Given exercise | Your task is to repeat the entries underneath exactly, minus the pictures.

Raw records |
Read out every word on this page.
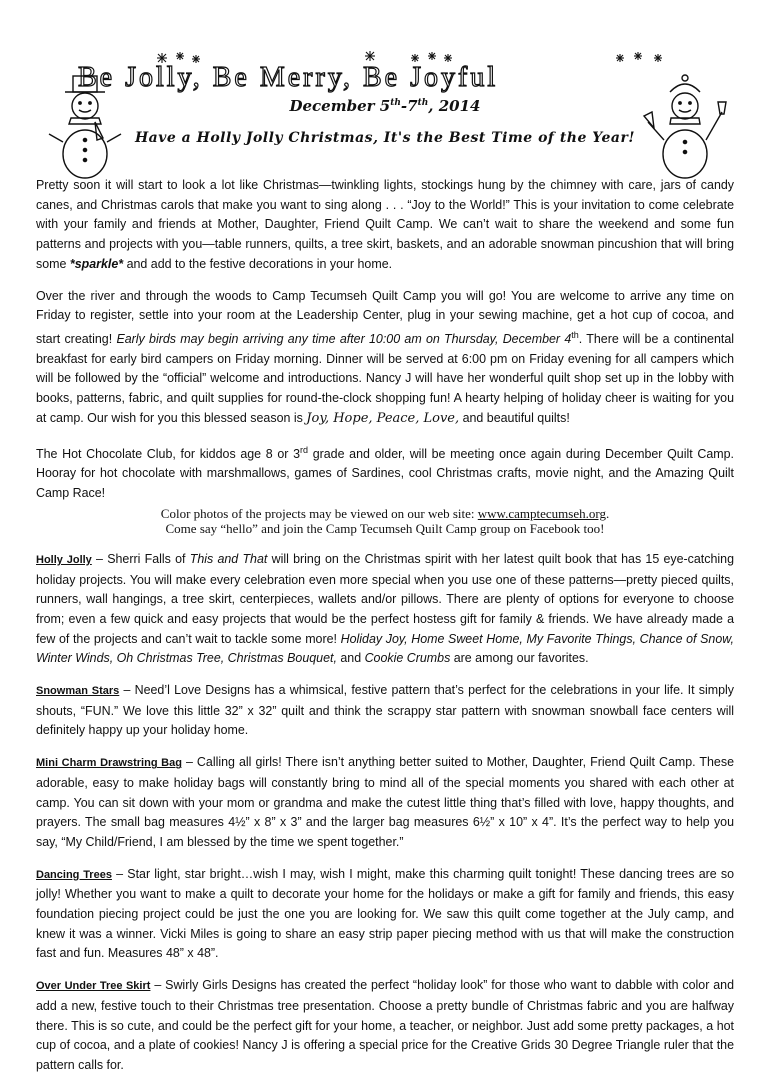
Be Jolly, Be Merry, Be Joyful
December 5th-7th, 2014
Have a Holly Jolly Christmas, It's the Best Time of the Year!

Pretty soon it will start to look a lot like Christmas—twinkling lights, stockings hung by the chimney with care, jars of candy canes, and Christmas carols that make you want to sing along . . . “Joy to the World!” This is your invitation to come celebrate with your family and friends at Mother, Daughter, Friend Quilt Camp. We can’t wait to share the weekend and some fun patterns and projects with you—table runners, quilts, a tree skirt, baskets, and an adorable snowman pincushion that will bring some *sparkle* and add to the festive decorations in your home.

Over the river and through the woods to Camp Tecumseh Quilt Camp you will go! You are welcome to arrive any time on Friday to register, settle into your room at the Leadership Center, plug in your sewing machine, get a hot cup of cocoa, and start creating! Early birds may begin arriving any time after 10:00 am on Thursday, December 4th. There will be a continental breakfast for early bird campers on Friday morning. Dinner will be served at 6:00 pm on Friday evening for all campers which will be followed by the “official” welcome and introductions. Nancy J will have her wonderful quilt shop set up in the lobby with books, patterns, fabric, and quilt supplies for round-the-clock shopping fun! A hearty helping of holiday cheer is waiting for you at camp. Our wish for you this blessed season is Joy, Hope, Peace, Love, and beautiful quilts!

The Hot Chocolate Club, for kiddos age 8 or 3rd grade and older, will be meeting once again during December Quilt Camp. Hooray for hot chocolate with marshmallows, games of Sardines, cool Christmas crafts, movie night, and the Amazing Quilt Camp Race!

Color photos of the projects may be viewed on our web site: www.camptecumseh.org.
Come say “hello” and join the Camp Tecumseh Quilt Camp group on Facebook too!

Holly Jolly – Sherri Falls of This and That will bring on the Christmas spirit with her latest quilt book that has 15 eye-catching holiday projects. You will make every celebration even more special when you use one of these patterns—pretty pieced quilts, runners, wall hangings, a tree skirt, centerpieces, wallets and/or pillows. There are plenty of options for everyone to choose from; even a few quick and easy projects that would be the perfect hostess gift for family & friends. We have already made a few of the projects and can’t wait to tackle some more! Holiday Joy, Home Sweet Home, My Favorite Things, Chance of Snow, Winter Winds, Oh Christmas Tree, Christmas Bouquet, and Cookie Crumbs are among our favorites.

Snowman Stars – Need’l Love Designs has a whimsical, festive pattern that’s perfect for the celebrations in your life. It simply shouts, “FUN.” We love this little 32” x 32” quilt and think the scrappy star pattern with snowman snowball face centers will definitely happy up your holiday home.

Mini Charm Drawstring Bag – Calling all girls! There isn’t anything better suited to Mother, Daughter, Friend Quilt Camp. These adorable, easy to make holiday bags will constantly bring to mind all of the special moments you shared with each other at camp. You can sit down with your mom or grandma and make the cutest little thing that’s filled with love, happy thoughts, and prayers. The small bag measures 4½” x 8” x 3” and the larger bag measures 6½” x 10” x 4”. It’s the perfect way to help you say, “My Child/Friend, I am blessed by the time we spent together.”

Dancing Trees – Star light, star bright…wish I may, wish I might, make this charming quilt tonight! These dancing trees are so jolly! Whether you want to make a quilt to decorate your home for the holidays or make a gift for family and friends, this easy foundation piecing project could be just the one you are looking for. We saw this quilt come together at the July camp, and knew it was a winner. Vicki Miles is going to share an easy strip paper piecing method with us that will make the construction fast and fun. Measures 48” x 48”.

Over Under Tree Skirt – Swirly Girls Designs has created the perfect “holiday look” for those who want to dabble with color and add a new, festive touch to their Christmas tree presentation. Choose a pretty bundle of Christmas fabric and you are halfway there. This is so cute, and could be the perfect gift for your home, a teacher, or neighbor. Just add some pretty packages, a hot cup of cocoa, and a plate of cookies! Nancy J is offering a special price for the Creative Grids 30 Degree Triangle ruler that the pattern calls for.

Finished exercise |
Read out every word on this page.
Be Jolly, Be Merry, Be Joyful
December 5th-7th, 2014
Have a Holly Jolly Christmas, It's the Best Time of the Year!

Pretty soon it will start to look a lot like Christmas—twinkling lights, stockings hung by the chimney with care, jars of candy canes, and Christmas carols that make you want to sing along . . . “Joy to the World!” This is your invitation to come celebrate with your family and friends at Mother, Daughter, Friend Quilt Camp. We can’t wait to share the weekend and some fun patterns and projects with you—table runners, quilts, a tree skirt, baskets, and an adorable snowman pincushion that will bring some *sparkle* and add to the festive decorations in your home.

Over the river and through the woods to Camp Tecumseh Quilt Camp you will go! You are welcome to arrive any time on Friday to register, settle into your room at the Leadership Center, plug in your sewing machine, get a hot cup of cocoa, and start creating! Early birds may begin arriving any time after 10:00 am on Thursday, December 4th. There will be a continental breakfast for early bird campers on Friday morning. Dinner will be served at 6:00 pm on Friday evening for all campers which will be followed by the “official” welcome and introductions. Nancy J will have her wonderful quilt shop set up in the lobby with books, patterns, fabric, and quilt supplies for round-the-clock shopping fun! A hearty helping of holiday cheer is waiting for you at camp. Our wish for you this blessed season is Joy, Hope, Peace, Love, and beautiful quilts!

The Hot Chocolate Club, for kiddos age 8 or 3rd grade and older, will be meeting once again during December Quilt Camp. Hooray for hot chocolate with marshmallows, games of Sardines, cool Christmas crafts, movie night, and the Amazing Quilt Camp Race!

Color photos of the projects may be viewed on our web site: www.camptecumseh.org.
Come say “hello” and join the Camp Tecumseh Quilt Camp group on Facebook too!

Holly Jolly – Sherri Falls of This and That will bring on the Christmas spirit with her latest quilt book that has 15 eye-catching holiday projects. You will make every celebration even more special when you use one of these patterns—pretty pieced quilts, runners, wall hangings, a tree skirt, centerpieces, wallets and/or pillows. There are plenty of options for everyone to choose from; even a few quick and easy projects that would be the perfect hostess gift for family & friends. We have already made a few of the projects and can’t wait to tackle some more! Holiday Joy, Home Sweet Home, My Favorite Things, Chance of Snow, Winter Winds, Oh Christmas Tree, Christmas Bouquet, and Cookie Crumbs are among our favorites.

Snowman Stars – Need’l Love Designs has a whimsical, festive pattern that’s perfect for the celebrations in your life. It simply shouts, “FUN.” We love this little 32” x 32” quilt and think the scrappy star pattern with snowman snowball face centers will definitely happy up your holiday home.

Mini Charm Drawstring Bag – Calling all girls! There isn’t anything better suited to Mother, Daughter, Friend Quilt Camp. These adorable, easy to make holiday bags will constantly bring to mind all of the special moments you shared with each other at camp. You can sit down with your mom or grandma and make the cutest little thing that’s filled with love, happy thoughts, and prayers. The small bag measures 4½” x 8” x 3” and the larger bag measures 6½” x 10” x 4”. It’s the perfect way to help you say, “My Child/Friend, I am blessed by the time we spent together.”

Dancing Trees – Star light, star bright…wish I may, wish I might, make this charming quilt tonight! These dancing trees are so jolly! Whether you want to make a quilt to decorate your home for the holidays or make a gift for family and friends, this easy foundation piecing project could be just the one you are looking for. We saw this quilt come together at the July camp, and knew it was a winner. Vicki Miles is going to share an easy strip paper piecing method with us that will make the construction fast and fun. Measures 48” x 48”.

Over Under Tree Skirt – Swirly Girls Designs has created the perfect “holiday look” for those who want to dabble with color and add a new, festive touch to their Christmas tree presentation. Choose a pretty bundle of Christmas fabric and you are halfway there. This is so cute, and could be the perfect gift for your home, a teacher, or neighbor. Just add some pretty packages, a hot cup of cocoa, and a plate of cookies! Nancy J is offering a special price for the Creative Grids 30 Degree Triangle ruler that the pattern calls for.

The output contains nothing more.